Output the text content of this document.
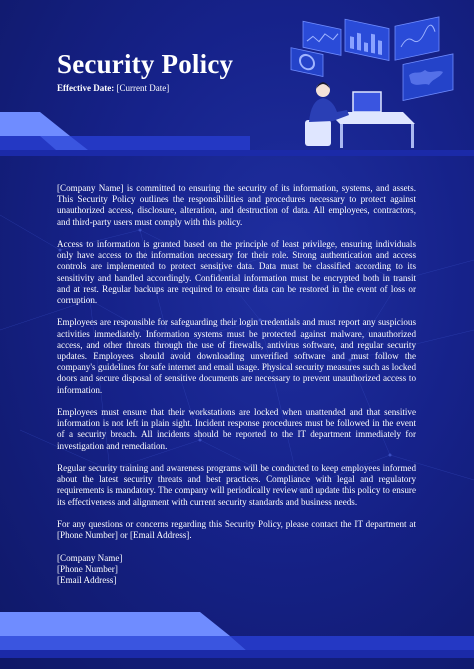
Security Policy
Effective Date: [Current Date]

[Company Name] is committed to ensuring the security of its information, systems, and assets. This Security Policy outlines the responsibilities and procedures necessary to protect against unauthorized access, disclosure, alteration, and destruction of data. All employees, contractors, and third-party users must comply with this policy.

Access to information is granted based on the principle of least privilege, ensuring individuals only have access to the information necessary for their role. Strong authentication and access controls are implemented to protect sensitive data. Data must be classified according to its sensitivity and handled accordingly. Confidential information must be encrypted both in transit and at rest. Regular backups are required to ensure data can be restored in the event of loss or corruption.

Employees are responsible for safeguarding their login credentials and must report any suspicious activities immediately. Information systems must be protected against malware, unauthorized access, and other threats through the use of firewalls, antivirus software, and regular security updates. Employees should avoid downloading unverified software and must follow the company's guidelines for safe internet and email usage. Physical security measures such as locked doors and secure disposal of sensitive documents are necessary to prevent unauthorized access to information.

Employees must ensure that their workstations are locked when unattended and that sensitive information is not left in plain sight. Incident response procedures must be followed in the event of a security breach. All incidents should be reported to the IT department immediately for investigation and remediation.

Regular security training and awareness programs will be conducted to keep employees informed about the latest security threats and best practices. Compliance with legal and regulatory requirements is mandatory. The company will periodically review and update this policy to ensure its effectiveness and alignment with current security standards and business needs.

For any questions or concerns regarding this Security Policy, please contact the IT department at [Phone Number] or [Email Address].

[Company Name]
[Phone Number]
[Email Address]
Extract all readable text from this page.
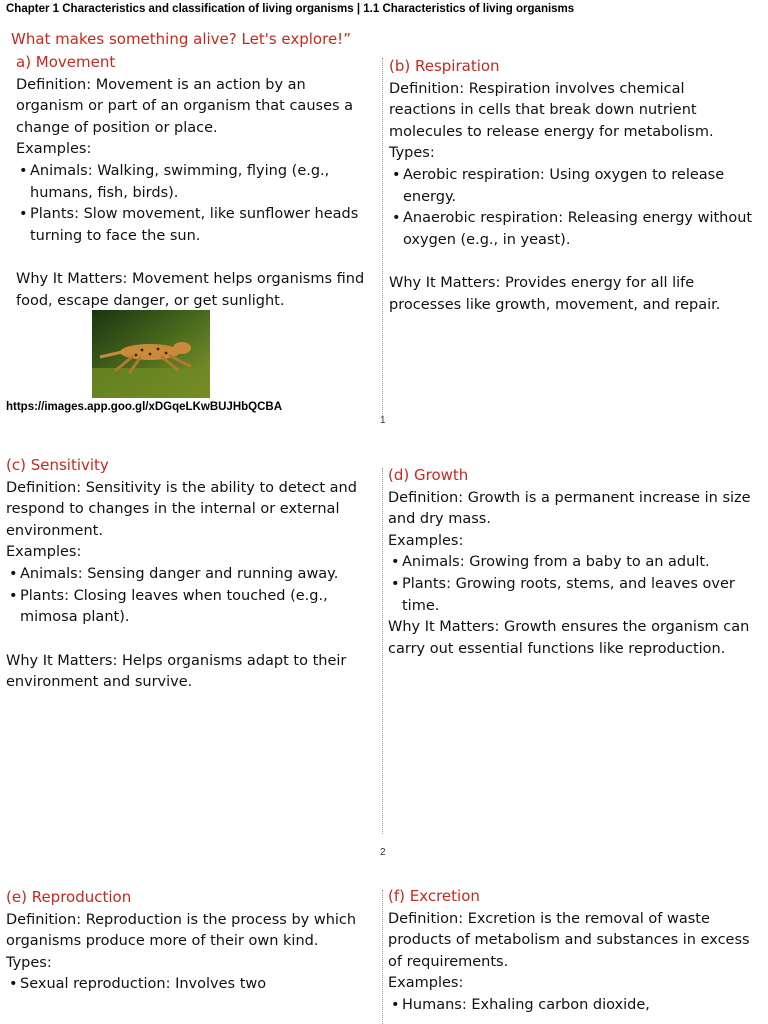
Chapter 1 Characteristics and classification of living organisms | 1.1 Characteristics of living organisms
What makes something alive? Let's explore!”
a) Movement

Definition: Movement is an action by an organism or part of an organism that causes a change of position or place.

Examples:

• Animals: Walking, swimming, flying (e.g., humans, fish, birds).
• Plants: Slow movement, like sunflower heads turning to face the sun.

Why It Matters: Movement helps organisms find food, escape danger, or get sunlight.

https://images.app.goo.gl/xDGqeLKwBUJHbQCBA
(b) Respiration

Definition: Respiration involves chemical reactions in cells that break down nutrient molecules to release energy for metabolism.

Types:

• Aerobic respiration: Using oxygen to release energy.
• Anaerobic respiration: Releasing energy without oxygen (e.g., in yeast).

Why It Matters: Provides energy for all life processes like growth, movement, and repair.

1
(c) Sensitivity

Definition: Sensitivity is the ability to detect and respond to changes in the internal or external environment.

Examples:

• Animals: Sensing danger and running away.
• Plants: Closing leaves when touched (e.g., mimosa plant).

Why It Matters: Helps organisms adapt to their environment and survive.

(d) Growth

Definition: Growth is a permanent increase in size and dry mass.

Examples:

• Animals: Growing from a baby to an adult.
• Plants: Growing roots, stems, and leaves over time.

Why It Matters: Growth ensures the organism can carry out essential functions like reproduction.

2
(e) Reproduction

Definition: Reproduction is the process by which organisms produce more of their own kind.

Types:

• Sexual reproduction: Involves two
(f) Excretion

Definition: Excretion is the removal of waste products of metabolism and substances in excess of requirements.

Examples:

• Humans: Exhaling carbon dioxide,
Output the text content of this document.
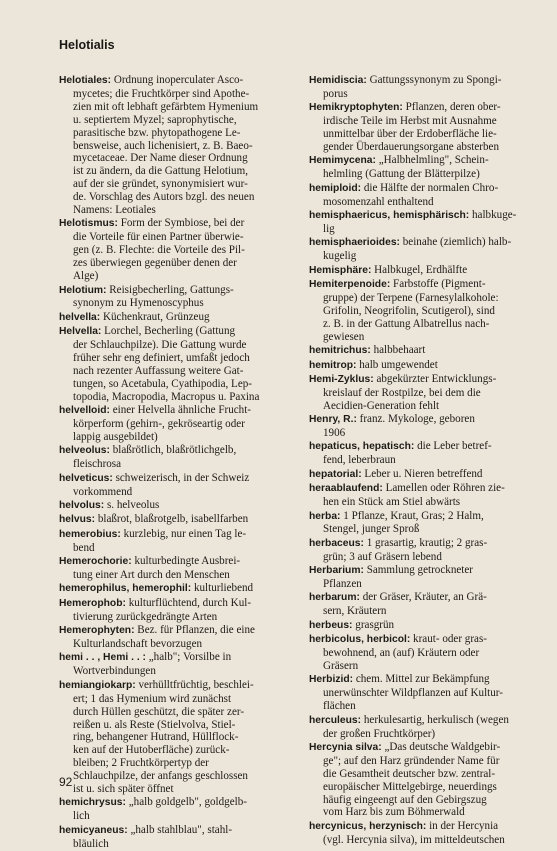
Helotialis
Helotiales: Ordnung inoperculater Asco-
mycetes; die Fruchtkörper sind Apothe-
zien mit oft lebhaft gefärbtem Hymenium
u. septiertem Myzel; saprophytische,
parasitische bzw. phytopathogene Le-
bensweise, auch lichenisiert, z. B. Baeo-
mycetaceae. Der Name dieser Ordnung
ist zu ändern, da die Gattung Helotium,
auf der sie gründet, synonymisiert wur-
de. Vorschlag des Autors bzgl. des neuen
Namens: Leotiales
Helotismus: Form der Symbiose, bei der
die Vorteile für einen Partner überwie-
gen (z. B. Flechte: die Vorteile des Pil-
zes überwiegen gegenüber denen der
Alge)
Helotium: Reisigbecherling, Gattungs-
synonym zu Hymenoscyphus
helvella: Küchenkraut, Grünzeug
Helvella: Lorchel, Becherling (Gattung
der Schlauchpilze). Die Gattung wurde
früher sehr eng definiert, umfaßt jedoch
nach rezenter Auffassung weitere Gat-
tungen, so Acetabula, Cyathipodia, Lep-
topodia, Macropodia, Macropus u. Paxina
helvelloid: einer Helvella ähnliche Frucht-
körperform (gehirn-, gekröseartig oder
lappig ausgebildet)
helveolus: blaßrötlich, blaßrötlichgelb,
fleischrosa
helveticus: schweizerisch, in der Schweiz
vorkommend
helvolus: s. helveolus
helvus: blaßrot, blaßrotgelb, isabellfarben
hemerobius: kurzlebig, nur einen Tag le-
bend
Hemerochorie: kulturbedingte Ausbrei-
tung einer Art durch den Menschen
hemerophilus, hemerophil: kulturliebend
Hemerophob: kulturflüchtend, durch Kul-
tivierung zurückgedrängte Arten
Hemerophyten: Bez. für Pflanzen, die eine
Kulturlandschaft bevorzugen
hemi . . , Hemi . . : „halb"; Vorsilbe in
Wortverbindungen
hemiangiokarp: verhülltfrüchtig, beschlei-
ert; 1 das Hymenium wird zunächst
durch Hüllen geschützt, die später zer-
reißen u. als Reste (Stielvolva, Stiel-
ring, behangener Hutrand, Hüllflock-
ken auf der Hutoberfläche) zurück-
bleiben; 2 Fruchtkörpertyp der
Schlauchpilze, der anfangs geschlossen
ist u. sich später öffnet
hemichrysus: „halb goldgelb", goldgelb-
lich
hemicyaneus: „halb stahlblau", stahl-
bläulich
Hemidiscia: Gattungssynonym zu Spongi-
porus
Hemikryptophyten: Pflanzen, deren ober-
irdische Teile im Herbst mit Ausnahme
unmittelbar über der Erdoberfläche lie-
gender Überdauerungsorgane absterben
Hemimycena: „Halbhelmling", Schein-
helmling (Gattung der Blätterpilze)
hemiploid: die Hälfte der normalen Chro-
mosomenzahl enthaltend
hemisphaericus, hemisphärisch: halbkuge-
lig
hemisphaerioides: beinahe (ziemlich) halb-
kugelig
Hemisphäre: Halbkugel, Erdhälfte
Hemiterpenoide: Farbstoffe (Pigment-
gruppe) der Terpene (Farnesylalkohole:
Grifolin, Neogrifolin, Scutigerol), sind
z. B. in der Gattung Albatrellus nach-
gewiesen
hemitrichus: halbbehaart
hemitrop: halb umgewendet
Hemi-Zyklus: abgekürzter Entwicklungs-
kreislauf der Rostpilze, bei dem die
Aecidien-Generation fehlt
Henry, R.: franz. Mykologe, geboren
1906
hepaticus, hepatisch: die Leber betref-
fend, leberbraun
hepatorial: Leber u. Nieren betreffend
heraablaufend: Lamellen oder Röhren zie-
hen ein Stück am Stiel abwärts
herba: 1 Pflanze, Kraut, Gras; 2 Halm,
Stengel, junger Sproß
herbaceus: 1 grasartig, krautig; 2 gras-
grün; 3 auf Gräsern lebend
Herbarium: Sammlung getrockneter
Pflanzen
herbarum: der Gräser, Kräuter, an Grä-
sern, Kräutern
herbeus: grasgrün
herbicolus, herbicol: kraut- oder gras-
bewohnend, an (auf) Kräutern oder
Gräsern
Herbizid: chem. Mittel zur Bekämpfung
unerwünschter Wildpflanzen auf Kultur-
flächen
herculeus: herkulesartig, herkulisch (wegen
der großen Fruchtkörper)
Hercynia silva: „Das deutsche Waldgebir-
ge"; auf den Harz gründender Name für
die Gesamtheit deutscher bzw. zentral-
europäischer Mittelgebirge, neuerdings
häufig eingeengt auf den Gebirgszug
vom Harz bis zum Böhmerwald
hercynicus, herzynisch: in der Hercynia
(vgl. Hercynia silva), im mitteldeutschen
92
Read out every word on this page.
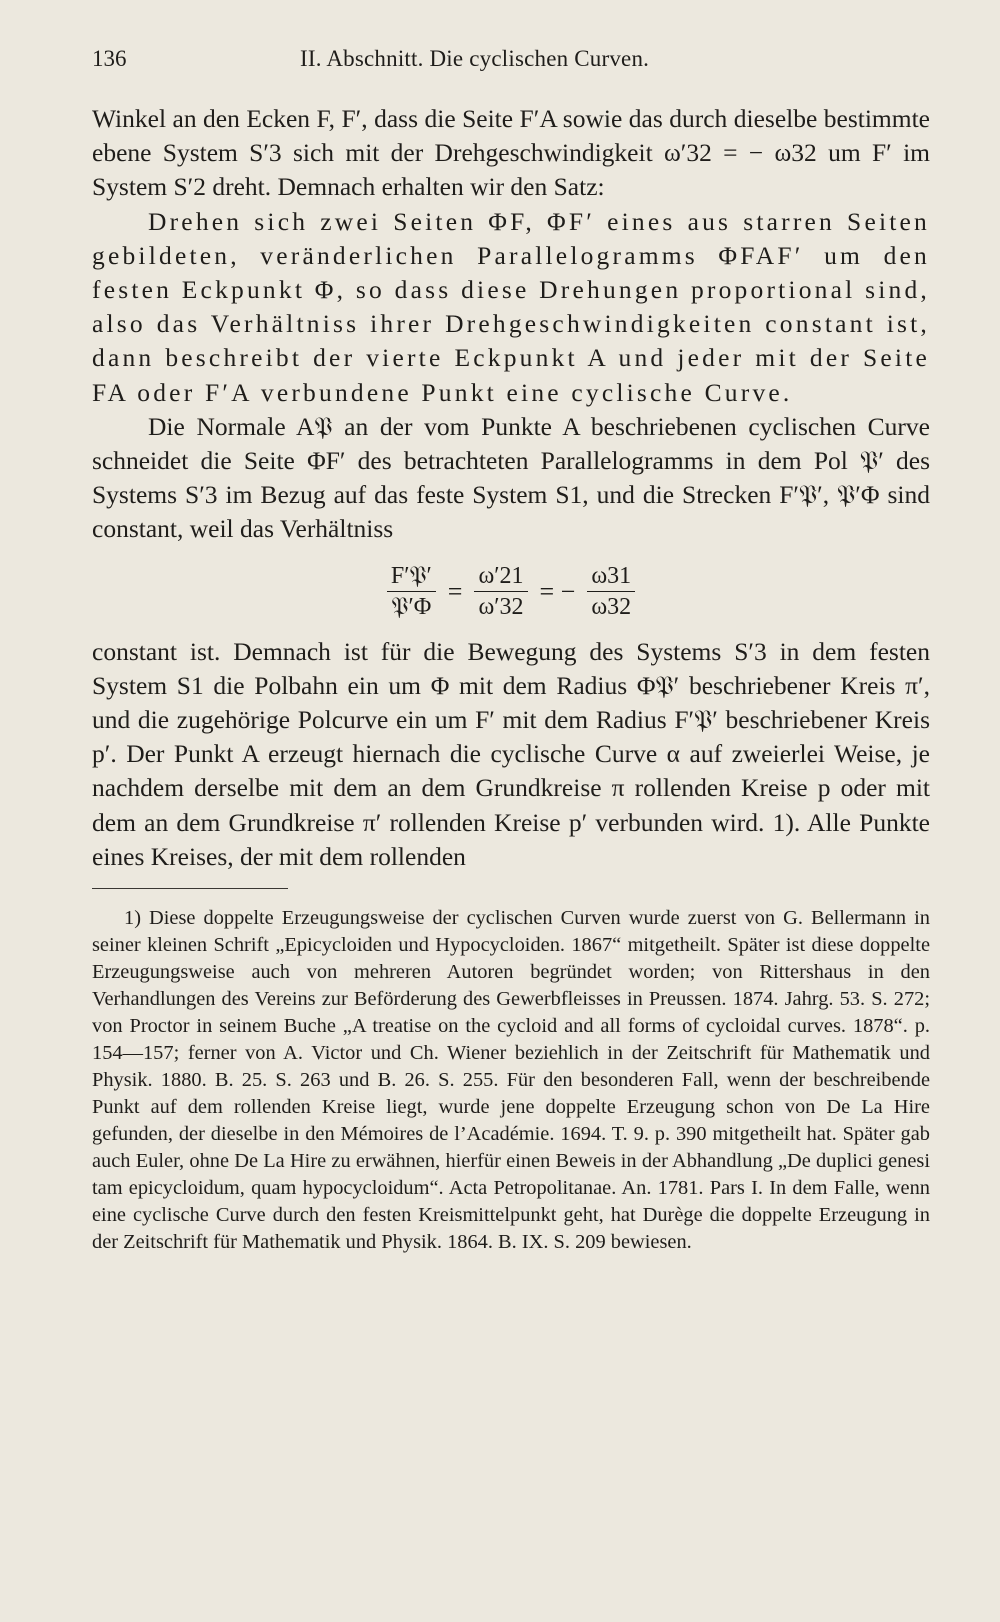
136	II. Abschnitt. Die cyclischen Curven.

Winkel an den Ecken F, F′, dass die Seite F′A sowie das durch dieselbe bestimmte ebene System S′3 sich mit der Drehgeschwindigkeit ω′32 = − ω32 um F′ im System S′2 dreht. Demnach erhalten wir den Satz:

Drehen sich zwei Seiten ΦF, ΦF′ eines aus starren Seiten gebildeten, veränderlichen Parallelogramms ΦFAF′ um den festen Eckpunkt Φ, so dass diese Drehungen proportional sind, also das Verhältniss ihrer Drehgeschwindigkeiten constant ist, dann beschreibt der vierte Eckpunkt A und jeder mit der Seite FA oder F′A verbundene Punkt eine cyclische Curve.

Die Normale A𝔓 an der vom Punkte A beschriebenen cyclischen Curve schneidet die Seite ΦF′ des betrachteten Parallelogramms in dem Pol 𝔓′ des Systems S′3 im Bezug auf das feste System S1, und die Strecken F′𝔓′, 𝔓′Φ sind constant, weil das Verhältniss

$\frac{\text{F′𝔓′}}{\text{𝔓′Φ}} = \frac{\omega'21}{\omega'32}$ = − $\frac{\omega 31}{\omega 32}$

constant ist. Demnach ist für die Bewegung des Systems S′3 in dem festen System S1 die Polbahn ein um Φ mit dem Radius Φ𝔓′ beschriebener Kreis π′, und die zugehörige Polcurve ein um F′ mit dem Radius F′𝔓′ beschriebener Kreis p′. Der Punkt A erzeugt hiernach die cyclische Curve α auf zweierlei Weise, je nachdem derselbe mit dem an dem Grundkreise π rollenden Kreise p oder mit dem an dem Grundkreise π′ rollenden Kreise p′ verbunden wird. 1). Alle Punkte eines Kreises, der mit dem rollenden

1) Diese doppelte Erzeugungsweise der cyclischen Curven wurde zuerst von G. Bellermann in seiner kleinen Schrift „Epicycloiden und Hypocycloiden. 1867“ mitgetheilt. Später ist diese doppelte Erzeugungsweise auch von mehreren Autoren begründet worden; von Rittershaus in den Verhandlungen des Vereins zur Beförderung des Gewerbfleisses in Preussen. 1874. Jahrg. 53. S. 272; von Proctor in seinem Buche „A treatise on the cycloid and all forms of cycloidal curves. 1878“. p. 154—157; ferner von A. Victor und Ch. Wiener beziehlich in der Zeitschrift für Mathematik und Physik. 1880. B. 25. S. 263 und B. 26. S. 255. Für den besonderen Fall, wenn der beschreibende Punkt auf dem rollenden Kreise liegt, wurde jene doppelte Erzeugung schon von De La Hire gefunden, der dieselbe in den Mémoires de l’Académie. 1694. T. 9. p. 390 mitgetheilt hat. Später gab auch Euler, ohne De La Hire zu erwähnen, hierfür einen Beweis in der Abhandlung „De duplici genesi tam epicycloidum, quam hypocycloidum“. Acta Petropolitanae. An. 1781. Pars I. In dem Falle, wenn eine cyclische Curve durch den festen Kreismittelpunkt geht, hat Durège die doppelte Erzeugung in der Zeitschrift für Mathematik und Physik. 1864. B. IX. S. 209 bewiesen.
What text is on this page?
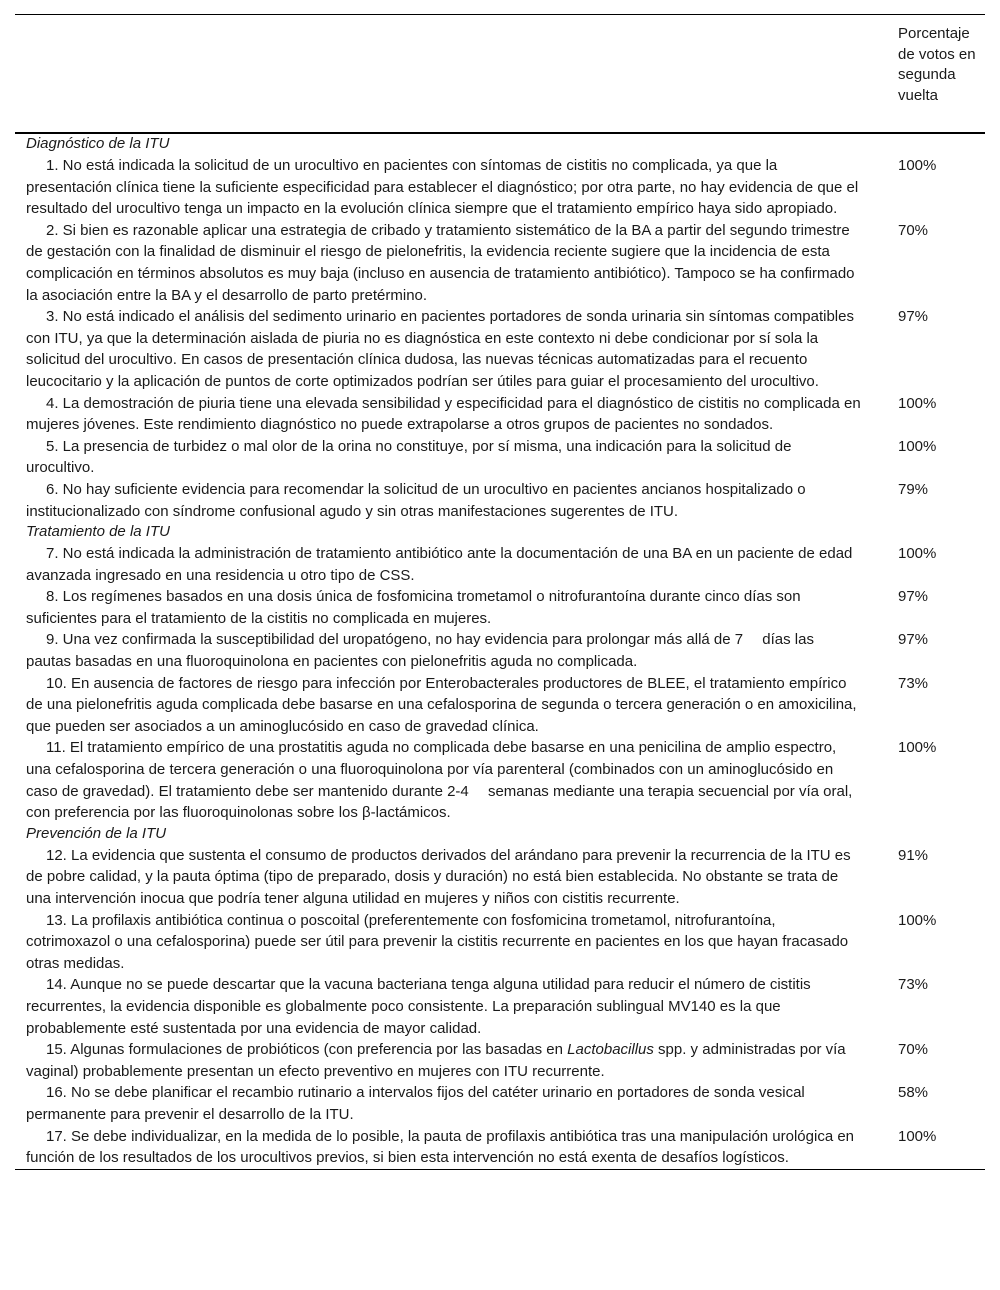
Porcentaje de votos en segunda vuelta
Diagnóstico de la ITU
1. No está indicada la solicitud de un urocultivo en pacientes con síntomas de cistitis no complicada, ya que la presentación clínica tiene la suficiente especificidad para establecer el diagnóstico; por otra parte, no hay evidencia de que el resultado del urocultivo tenga un impacto en la evolución clínica siempre que el tratamiento empírico haya sido apropiado.
100%
2. Si bien es razonable aplicar una estrategia de cribado y tratamiento sistemático de la BA a partir del segundo trimestre de gestación con la finalidad de disminuir el riesgo de pielonefritis, la evidencia reciente sugiere que la incidencia de esta complicación en términos absolutos es muy baja (incluso en ausencia de tratamiento antibiótico). Tampoco se ha confirmado la asociación entre la BA y el desarrollo de parto pretérmino.
70%
3. No está indicado el análisis del sedimento urinario en pacientes portadores de sonda urinaria sin síntomas compatibles con ITU, ya que la determinación aislada de piuria no es diagnóstica en este contexto ni debe condicionar por sí sola la solicitud del urocultivo. En casos de presentación clínica dudosa, las nuevas técnicas automatizadas para el recuento leucocitario y la aplicación de puntos de corte optimizados podrían ser útiles para guiar el procesamiento del urocultivo.
97%
4. La demostración de piuria tiene una elevada sensibilidad y especificidad para el diagnóstico de cistitis no complicada en mujeres jóvenes. Este rendimiento diagnóstico no puede extrapolarse a otros grupos de pacientes no sondados.
100%
5. La presencia de turbidez o mal olor de la orina no constituye, por sí misma, una indicación para la solicitud de urocultivo.
100%
6. No hay suficiente evidencia para recomendar la solicitud de un urocultivo en pacientes ancianos hospitalizado o institucionalizado con síndrome confusional agudo y sin otras manifestaciones sugerentes de ITU.
79%
Tratamiento de la ITU
7. No está indicada la administración de tratamiento antibiótico ante la documentación de una BA en un paciente de edad avanzada ingresado en una residencia u otro tipo de CSS.
100%
8. Los regímenes basados en una dosis única de fosfomicina trometamol o nitrofurantoína durante cinco días son suficientes para el tratamiento de la cistitis no complicada en mujeres.
97%
9. Una vez confirmada la susceptibilidad del uropatógeno, no hay evidencia para prolongar más allá de 7  días las pautas basadas en una fluoroquinolona en pacientes con pielonefritis aguda no complicada.
97%
10. En ausencia de factores de riesgo para infección por Enterobacterales productores de BLEE, el tratamiento empírico de una pielonefritis aguda complicada debe basarse en una cefalosporina de segunda o tercera generación o en amoxicilina, que pueden ser asociados a un aminoglucósido en caso de gravedad clínica.
73%
11. El tratamiento empírico de una prostatitis aguda no complicada debe basarse en una penicilina de amplio espectro, una cefalosporina de tercera generación o una fluoroquinolona por vía parenteral (combinados con un aminoglucósido en caso de gravedad). El tratamiento debe ser mantenido durante 2-4  semanas mediante una terapia secuencial por vía oral, con preferencia por las fluoroquinolonas sobre los β-lactámicos.
100%
Prevención de la ITU
12. La evidencia que sustenta el consumo de productos derivados del arándano para prevenir la recurrencia de la ITU es de pobre calidad, y la pauta óptima (tipo de preparado, dosis y duración) no está bien establecida. No obstante se trata de una intervención inocua que podría tener alguna utilidad en mujeres y niños con cistitis recurrente.
91%
13. La profilaxis antibiótica continua o poscoital (preferentemente con fosfomicina trometamol, nitrofurantoína, cotrimoxazol o una cefalosporina) puede ser útil para prevenir la cistitis recurrente en pacientes en los que hayan fracasado otras medidas.
100%
14. Aunque no se puede descartar que la vacuna bacteriana tenga alguna utilidad para reducir el número de cistitis recurrentes, la evidencia disponible es globalmente poco consistente. La preparación sublingual MV140 es la que probablemente esté sustentada por una evidencia de mayor calidad.
73%
15. Algunas formulaciones de probióticos (con preferencia por las basadas en Lactobacillus spp. y administradas por vía vaginal) probablemente presentan un efecto preventivo en mujeres con ITU recurrente.
70%
16. No se debe planificar el recambio rutinario a intervalos fijos del catéter urinario en portadores de sonda vesical permanente para prevenir el desarrollo de la ITU.
58%
17. Se debe individualizar, en la medida de lo posible, la pauta de profilaxis antibiótica tras una manipulación urológica en función de los resultados de los urocultivos previos, si bien esta intervención no está exenta de desafíos logísticos.
100%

═══

Track down every line in the entries that includes the string "metabolism", and copy it.

● WRITTEN ANSWER:
Definition: Respiration involves chemical reactions in cells that break down nutrient molecules to release energy for metabolism.
Definition: Excretion is the removal of waste products of metabolism and substances in excess of requirements.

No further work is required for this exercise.